Begin RECORDS SHOWN

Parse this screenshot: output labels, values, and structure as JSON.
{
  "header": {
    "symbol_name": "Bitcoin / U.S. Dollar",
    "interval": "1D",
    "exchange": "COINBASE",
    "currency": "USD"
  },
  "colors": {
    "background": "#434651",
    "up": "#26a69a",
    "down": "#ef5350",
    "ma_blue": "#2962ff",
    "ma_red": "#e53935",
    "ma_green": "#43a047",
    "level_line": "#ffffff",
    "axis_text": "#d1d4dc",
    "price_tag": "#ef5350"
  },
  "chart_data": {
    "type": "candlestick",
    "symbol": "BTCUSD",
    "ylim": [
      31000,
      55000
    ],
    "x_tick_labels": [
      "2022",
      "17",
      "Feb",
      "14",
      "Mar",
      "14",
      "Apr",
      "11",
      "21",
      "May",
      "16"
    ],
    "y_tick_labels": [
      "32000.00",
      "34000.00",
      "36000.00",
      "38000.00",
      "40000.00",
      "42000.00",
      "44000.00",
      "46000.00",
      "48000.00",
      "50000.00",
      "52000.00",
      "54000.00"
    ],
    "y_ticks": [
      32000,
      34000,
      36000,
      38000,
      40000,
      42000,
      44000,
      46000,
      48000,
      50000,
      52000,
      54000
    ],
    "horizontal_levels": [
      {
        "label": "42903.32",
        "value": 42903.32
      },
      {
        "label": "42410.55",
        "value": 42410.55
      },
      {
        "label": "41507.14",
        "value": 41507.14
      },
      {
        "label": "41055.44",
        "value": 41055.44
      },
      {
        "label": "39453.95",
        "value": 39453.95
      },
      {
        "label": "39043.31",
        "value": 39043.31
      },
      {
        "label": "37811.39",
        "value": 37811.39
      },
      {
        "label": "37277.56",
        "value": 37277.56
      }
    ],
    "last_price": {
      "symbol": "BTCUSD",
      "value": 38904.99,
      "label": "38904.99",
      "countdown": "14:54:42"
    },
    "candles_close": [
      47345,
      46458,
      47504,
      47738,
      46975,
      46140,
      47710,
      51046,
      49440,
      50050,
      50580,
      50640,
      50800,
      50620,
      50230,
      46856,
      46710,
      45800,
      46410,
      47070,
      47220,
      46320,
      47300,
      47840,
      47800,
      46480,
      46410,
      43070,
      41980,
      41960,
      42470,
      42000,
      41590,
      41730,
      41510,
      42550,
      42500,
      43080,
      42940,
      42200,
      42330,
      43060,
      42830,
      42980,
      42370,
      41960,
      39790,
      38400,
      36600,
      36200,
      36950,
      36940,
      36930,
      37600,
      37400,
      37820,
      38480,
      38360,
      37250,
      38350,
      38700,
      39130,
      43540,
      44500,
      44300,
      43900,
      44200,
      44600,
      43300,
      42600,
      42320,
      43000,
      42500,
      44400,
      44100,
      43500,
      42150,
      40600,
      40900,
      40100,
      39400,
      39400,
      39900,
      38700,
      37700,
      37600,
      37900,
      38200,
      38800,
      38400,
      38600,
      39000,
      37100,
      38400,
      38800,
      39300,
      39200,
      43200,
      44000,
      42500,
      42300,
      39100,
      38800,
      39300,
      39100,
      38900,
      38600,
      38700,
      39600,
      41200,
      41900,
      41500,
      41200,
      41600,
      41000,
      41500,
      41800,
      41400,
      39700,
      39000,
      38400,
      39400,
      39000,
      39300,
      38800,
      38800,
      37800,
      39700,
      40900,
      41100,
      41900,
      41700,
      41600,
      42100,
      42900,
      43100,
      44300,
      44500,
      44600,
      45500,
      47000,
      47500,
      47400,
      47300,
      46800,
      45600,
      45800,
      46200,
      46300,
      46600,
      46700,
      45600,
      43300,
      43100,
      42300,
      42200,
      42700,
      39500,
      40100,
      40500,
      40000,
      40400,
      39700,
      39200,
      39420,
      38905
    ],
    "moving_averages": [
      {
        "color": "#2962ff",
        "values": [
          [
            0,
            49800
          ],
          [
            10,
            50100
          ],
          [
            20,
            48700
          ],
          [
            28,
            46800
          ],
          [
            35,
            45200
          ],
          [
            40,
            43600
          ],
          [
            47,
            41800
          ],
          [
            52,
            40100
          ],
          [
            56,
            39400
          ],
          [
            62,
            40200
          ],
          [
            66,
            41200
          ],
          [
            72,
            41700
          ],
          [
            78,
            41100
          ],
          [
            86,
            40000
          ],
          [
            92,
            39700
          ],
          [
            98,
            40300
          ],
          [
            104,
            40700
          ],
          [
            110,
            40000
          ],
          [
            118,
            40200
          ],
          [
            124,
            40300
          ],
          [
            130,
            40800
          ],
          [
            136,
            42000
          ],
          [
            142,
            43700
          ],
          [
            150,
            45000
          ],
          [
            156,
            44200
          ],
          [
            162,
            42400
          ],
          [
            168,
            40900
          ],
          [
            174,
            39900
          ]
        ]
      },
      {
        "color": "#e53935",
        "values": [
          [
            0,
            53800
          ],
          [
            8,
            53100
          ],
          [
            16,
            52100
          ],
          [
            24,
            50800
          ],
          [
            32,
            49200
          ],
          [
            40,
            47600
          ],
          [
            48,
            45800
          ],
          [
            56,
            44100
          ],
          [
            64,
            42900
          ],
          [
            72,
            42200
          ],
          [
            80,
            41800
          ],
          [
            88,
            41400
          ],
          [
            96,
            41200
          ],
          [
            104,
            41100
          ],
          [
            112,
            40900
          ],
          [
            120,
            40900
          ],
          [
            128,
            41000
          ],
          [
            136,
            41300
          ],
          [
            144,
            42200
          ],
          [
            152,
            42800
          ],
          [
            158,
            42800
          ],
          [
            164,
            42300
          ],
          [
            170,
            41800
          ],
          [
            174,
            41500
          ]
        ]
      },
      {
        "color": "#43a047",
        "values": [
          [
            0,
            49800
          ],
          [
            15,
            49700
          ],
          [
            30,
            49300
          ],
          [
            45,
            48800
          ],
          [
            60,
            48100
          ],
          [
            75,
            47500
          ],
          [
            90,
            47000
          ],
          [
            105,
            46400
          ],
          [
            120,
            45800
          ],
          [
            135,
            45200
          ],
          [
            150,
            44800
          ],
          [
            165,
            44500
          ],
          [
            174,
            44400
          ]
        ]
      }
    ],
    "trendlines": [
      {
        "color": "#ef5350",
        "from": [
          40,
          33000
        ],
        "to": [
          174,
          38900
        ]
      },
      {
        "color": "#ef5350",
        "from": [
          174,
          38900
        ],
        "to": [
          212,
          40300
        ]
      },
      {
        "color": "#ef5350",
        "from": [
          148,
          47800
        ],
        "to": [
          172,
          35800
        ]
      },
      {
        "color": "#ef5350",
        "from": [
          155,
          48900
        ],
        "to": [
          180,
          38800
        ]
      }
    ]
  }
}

End RECORDS SHOWN

WRITTEN TASK
Repeat the records above exactly.

EXPECTED OUTPUT
Parse this screenshot: output labels, values, and structure as JSON.
{
  "header": {
    "symbol_name": "Bitcoin / U.S. Dollar",
    "interval": "1D",
    "exchange": "COINBASE",
    "currency": "USD"
  },
  "colors": {
    "background": "#434651",
    "up": "#26a69a",
    "down": "#ef5350",
    "ma_blue": "#2962ff",
    "ma_red": "#e53935",
    "ma_green": "#43a047",
    "level_line": "#ffffff",
    "axis_text": "#d1d4dc",
    "price_tag": "#ef5350"
  },
  "chart_data": {
    "type": "candlestick",
    "symbol": "BTCUSD",
    "ylim": [
      31000,
      55000
    ],
    "x_tick_labels": [
      "2022",
      "17",
      "Feb",
      "14",
      "Mar",
      "14",
      "Apr",
      "11",
      "21",
      "May",
      "16"
    ],
    "y_tick_labels": [
      "32000.00",
      "34000.00",
      "36000.00",
      "38000.00",
      "40000.00",
      "42000.00",
      "44000.00",
      "46000.00",
      "48000.00",
      "50000.00",
      "52000.00",
      "54000.00"
    ],
    "y_ticks": [
      32000,
      34000,
      36000,
      38000,
      40000,
      42000,
      44000,
      46000,
      48000,
      50000,
      52000,
      54000
    ],
    "horizontal_levels": [
      {
        "label": "42903.32",
        "value": 42903.32
      },
      {
        "label": "42410.55",
        "value": 42410.55
      },
      {
        "label": "41507.14",
        "value": 41507.14
      },
      {
        "label": "41055.44",
        "value": 41055.44
      },
      {
        "label": "39453.95",
        "value": 39453.95
      },
      {
        "label": "39043.31",
        "value": 39043.31
      },
      {
        "label": "37811.39",
        "value": 37811.39
      },
      {
        "label": "37277.56",
        "value": 37277.56
      }
    ],
    "last_price": {
      "symbol": "BTCUSD",
      "value": 38904.99,
      "label": "38904.99",
      "countdown": "14:54:42"
    },
    "candles_close": [
      47345,
      46458,
      47504,
      47738,
      46975,
      46140,
      47710,
      51046,
      49440,
      50050,
      50580,
      50640,
      50800,
      50620,
      50230,
      46856,
      46710,
      45800,
      46410,
      47070,
      47220,
      46320,
      47300,
      47840,
      47800,
      46480,
      46410,
      43070,
      41980,
      41960,
      42470,
      42000,
      41590,
      41730,
      41510,
      42550,
      42500,
      43080,
      42940,
      42200,
      42330,
      43060,
      42830,
      42980,
      42370,
      41960,
      39790,
      38400,
      36600,
      36200,
      36950,
      36940,
      36930,
      37600,
      37400,
      37820,
      38480,
      38360,
      37250,
      38350,
      38700,
      39130,
      43540,
      44500,
      44300,
      43900,
      44200,
      44600,
      43300,
      42600,
      42320,
      43000,
      42500,
      44400,
      44100,
      43500,
      42150,
      40600,
      40900,
      40100,
      39400,
      39400,
      39900,
      38700,
      37700,
      37600,
      37900,
      38200,
      38800,
      38400,
      38600,
      39000,
      37100,
      38400,
      38800,
      39300,
      39200,
      43200,
      44000,
      42500,
      42300,
      39100,
      38800,
      39300,
      39100,
      38900,
      38600,
      38700,
      39600,
      41200,
      41900,
      41500,
      41200,
      41600,
      41000,
      41500,
      41800,
      41400,
      39700,
      39000,
      38400,
      39400,
      39000,
      39300,
      38800,
      38800,
      37800,
      39700,
      40900,
      41100,
      41900,
      41700,
      41600,
      42100,
      42900,
      43100,
      44300,
      44500,
      44600,
      45500,
      47000,
      47500,
      47400,
      47300,
      46800,
      45600,
      45800,
      46200,
      46300,
      46600,
      46700,
      45600,
      43300,
      43100,
      42300,
      42200,
      42700,
      39500,
      40100,
      40500,
      40000,
      40400,
      39700,
      39200,
      39420,
      38905
    ],
    "moving_averages": [
      {
        "color": "#2962ff",
        "values": [
          [
            0,
            49800
          ],
          [
            10,
            50100
          ],
          [
            20,
            48700
          ],
          [
            28,
            46800
          ],
          [
            35,
            45200
          ],
          [
            40,
            43600
          ],
          [
            47,
            41800
          ],
          [
            52,
            40100
          ],
          [
            56,
            39400
          ],
          [
            62,
            40200
          ],
          [
            66,
            41200
          ],
          [
            72,
            41700
          ],
          [
            78,
            41100
          ],
          [
            86,
            40000
          ],
          [
            92,
            39700
          ],
          [
            98,
            40300
          ],
          [
            104,
            40700
          ],
          [
            110,
            40000
          ],
          [
            118,
            40200
          ],
          [
            124,
            40300
          ],
          [
            130,
            40800
          ],
          [
            136,
            42000
          ],
          [
            142,
            43700
          ],
          [
            150,
            45000
          ],
          [
            156,
            44200
          ],
          [
            162,
            42400
          ],
          [
            168,
            40900
          ],
          [
            174,
            39900
          ]
        ]
      },
      {
        "color": "#e53935",
        "values": [
          [
            0,
            53800
          ],
          [
            8,
            53100
          ],
          [
            16,
            52100
          ],
          [
            24,
            50800
          ],
          [
            32,
            49200
          ],
          [
            40,
            47600
          ],
          [
            48,
            45800
          ],
          [
            56,
            44100
          ],
          [
            64,
            42900
          ],
          [
            72,
            42200
          ],
          [
            80,
            41800
          ],
          [
            88,
            41400
          ],
          [
            96,
            41200
          ],
          [
            104,
            41100
          ],
          [
            112,
            40900
          ],
          [
            120,
            40900
          ],
          [
            128,
            41000
          ],
          [
            136,
            41300
          ],
          [
            144,
            42200
          ],
          [
            152,
            42800
          ],
          [
            158,
            42800
          ],
          [
            164,
            42300
          ],
          [
            170,
            41800
          ],
          [
            174,
            41500
          ]
        ]
      },
      {
        "color": "#43a047",
        "values": [
          [
            0,
            49800
          ],
          [
            15,
            49700
          ],
          [
            30,
            49300
          ],
          [
            45,
            48800
          ],
          [
            60,
            48100
          ],
          [
            75,
            47500
          ],
          [
            90,
            47000
          ],
          [
            105,
            46400
          ],
          [
            120,
            45800
          ],
          [
            135,
            45200
          ],
          [
            150,
            44800
          ],
          [
            165,
            44500
          ],
          [
            174,
            44400
          ]
        ]
      }
    ],
    "trendlines": [
      {
        "color": "#ef5350",
        "from": [
          40,
          33000
        ],
        "to": [
          174,
          38900
        ]
      },
      {
        "color": "#ef5350",
        "from": [
          174,
          38900
        ],
        "to": [
          212,
          40300
        ]
      },
      {
        "color": "#ef5350",
        "from": [
          148,
          47800
        ],
        "to": [
          172,
          35800
        ]
      },
      {
        "color": "#ef5350",
        "from": [
          155,
          48900
        ],
        "to": [
          180,
          38800
        ]
      }
    ]
  }
}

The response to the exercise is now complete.